### Énoncé
Recopiez, s'il vous plaît, les entrées à partir de la ligne contenant « 706, 274, 718] » jusqu'à celle contenant « y-axis-label-text: Hudson Ice Area », toutes deux incluses. Substituez « x-tick-label-lower » à « x-tick-label-bottom » sans rien modifier d'autre.

### Liste

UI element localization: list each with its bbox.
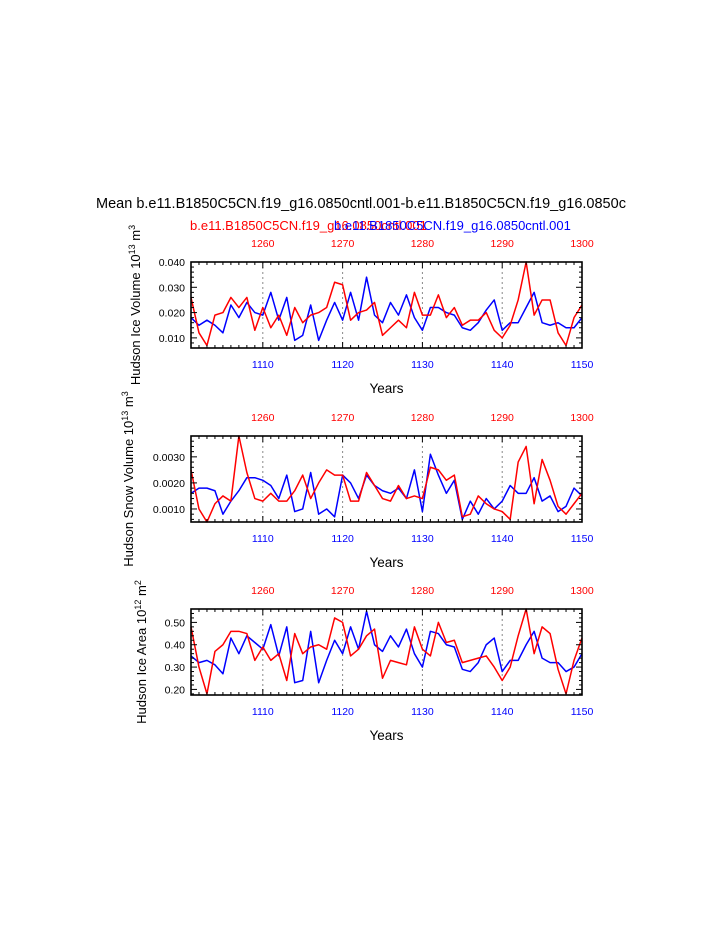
x-tick-label-bottom: 1110	[252, 706, 274, 718]
y-axis-label-text: Hudson Ice Volume 10	[128, 254, 143, 385]
x-tick-label-bottom: 1150	[571, 359, 594, 371]
x-tick-label-top: 1300	[570, 412, 594, 424]
chart-panel-3: 0.20 0.30 0.40 0.50 1110 1120 1130 1140 1150 1260…	[133, 580, 594, 743]
y-tick-label: 0.030	[159, 282, 185, 294]
y-axis-label-exponent: 2	[133, 580, 143, 585]
x-tick-label-bottom: 1110	[252, 533, 274, 545]
y-axis-label-text: m	[134, 585, 149, 599]
x-tick-label-top: 1290	[491, 412, 515, 424]
x-tick-label-bottom: 1130	[411, 706, 434, 718]
y-tick-label: 0.0030	[153, 452, 185, 464]
x-tick-label-bottom: 1150	[571, 533, 594, 545]
y-axis-label-text: Hudson Ice Area 10	[134, 610, 149, 724]
x-tick-label-bottom: 1140	[491, 706, 514, 718]
chart-panel-2: 0.0010 0.0020 0.0030 1110 1120 1130 1140 1150 12…	[120, 391, 594, 570]
x-axis-label: Years	[369, 555, 403, 570]
x-tick-label-top: 1280	[411, 412, 435, 424]
x-tick-label-bottom: 1120	[331, 533, 354, 545]
x-tick-label-bottom: 1140	[491, 533, 514, 545]
x-tick-label-top: 1300	[570, 585, 594, 597]
y-tick-label: 0.010	[159, 333, 185, 345]
y-tick-label: 0.30	[165, 662, 186, 674]
series-line-blue	[190, 453, 583, 521]
x-tick-label-top: 1260	[251, 238, 275, 250]
panels-group: 0.010 0.020 0.030 0.040 1110 1120 1130 1140 1150…	[120, 225, 594, 743]
series-line-blue	[190, 610, 583, 684]
x-tick-label-bottom: 1130	[411, 533, 434, 545]
series-line-red	[190, 608, 583, 695]
y-axis-label-exponent: 12	[133, 600, 143, 610]
series-line-blue	[190, 276, 583, 342]
legend-blue-label: b.e11.B1850C5CN.f19_g16.0850cntl.001	[334, 218, 571, 233]
x-tick-label-top: 1290	[491, 238, 515, 250]
x-tick-label-top: 1280	[411, 585, 435, 597]
plot-frame	[190, 261, 583, 349]
y-tick-label: 0.020	[159, 308, 185, 320]
series-line-red	[190, 261, 583, 347]
y-axis-label-text: m	[121, 396, 136, 410]
x-tick-label-bottom: 1140	[491, 359, 514, 371]
y-axis-label: Hudson Ice Area 1012 m2	[133, 580, 149, 724]
x-tick-label-bottom: 1130	[411, 359, 434, 371]
x-tick-label-bottom: 1110	[252, 359, 274, 371]
x-tick-label-top: 1270	[331, 585, 355, 597]
series-line-red	[190, 435, 583, 523]
chart-panel-1: 0.010 0.020 0.030 0.040 1110 1120 1130 1140 1150…	[127, 225, 594, 396]
y-tick-label: 0.20	[165, 684, 186, 696]
y-axis-label-text: Hudson Snow Volume 10	[121, 421, 136, 567]
y-tick-label: 0.040	[159, 257, 185, 269]
legend-red-label: b.e11.B1850C5CN.f19_g16.0850cntl.001	[190, 218, 427, 233]
x-tick-label-top: 1300	[570, 238, 594, 250]
y-tick-label: 0.50	[165, 617, 186, 629]
x-tick-label-top: 1260	[251, 412, 275, 424]
y-axis-label-exponent: 3	[120, 391, 130, 396]
y-axis-label: Hudson Ice Volume 1013 m3	[127, 225, 143, 385]
y-tick-label: 0.40	[165, 640, 186, 652]
plot-frame	[190, 435, 583, 523]
x-axis-label: Years	[369, 381, 403, 396]
y-axis-label-exponent: 3	[127, 225, 137, 230]
y-tick-label: 0.0010	[153, 504, 185, 516]
plot-frame	[190, 608, 583, 696]
main-title: Mean b.e11.B1850C5CN.f19_g16.0850cntl.00…	[96, 196, 626, 212]
x-tick-label-bottom: 1150	[571, 706, 594, 718]
y-axis-label-text: m	[128, 230, 143, 244]
x-axis-label: Years	[369, 728, 403, 743]
x-tick-label-top: 1270	[331, 238, 355, 250]
x-tick-label-top: 1270	[331, 412, 355, 424]
x-tick-label-bottom: 1120	[331, 359, 354, 371]
x-tick-label-top: 1260	[251, 585, 275, 597]
y-tick-label: 0.0020	[153, 478, 185, 490]
y-axis-label-exponent: 13	[127, 244, 137, 254]
y-axis-label-exponent: 13	[120, 411, 130, 421]
y-axis-label: Hudson Snow Volume 1013 m3	[120, 391, 136, 566]
x-tick-label-top: 1290	[491, 585, 515, 597]
x-tick-label-top: 1280	[411, 238, 435, 250]
x-tick-label-bottom: 1120	[331, 706, 354, 718]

### Corrigé
x-tick-label-lower: 1110	[252, 706, 274, 718]
y-axis-label-text: Hudson Ice Volume 10	[128, 254, 143, 385]
x-tick-label-lower: 1150	[571, 359, 594, 371]
x-tick-label-top: 1300	[570, 412, 594, 424]
chart-panel-3: 0.20 0.30 0.40 0.50 1110 1120 1130 1140 1150 1260…	[133, 580, 594, 743]
y-tick-label: 0.030	[159, 282, 185, 294]
y-axis-label-exponent: 2	[133, 580, 143, 585]
x-tick-label-lower: 1110	[252, 533, 274, 545]
y-axis-label-text: m	[134, 585, 149, 599]
x-tick-label-top: 1290	[491, 412, 515, 424]
x-tick-label-lower: 1130	[411, 706, 434, 718]
y-tick-label: 0.0030	[153, 452, 185, 464]
x-tick-label-lower: 1150	[571, 533, 594, 545]
y-axis-label-text: Hudson Ice Area 10	[134, 610, 149, 724]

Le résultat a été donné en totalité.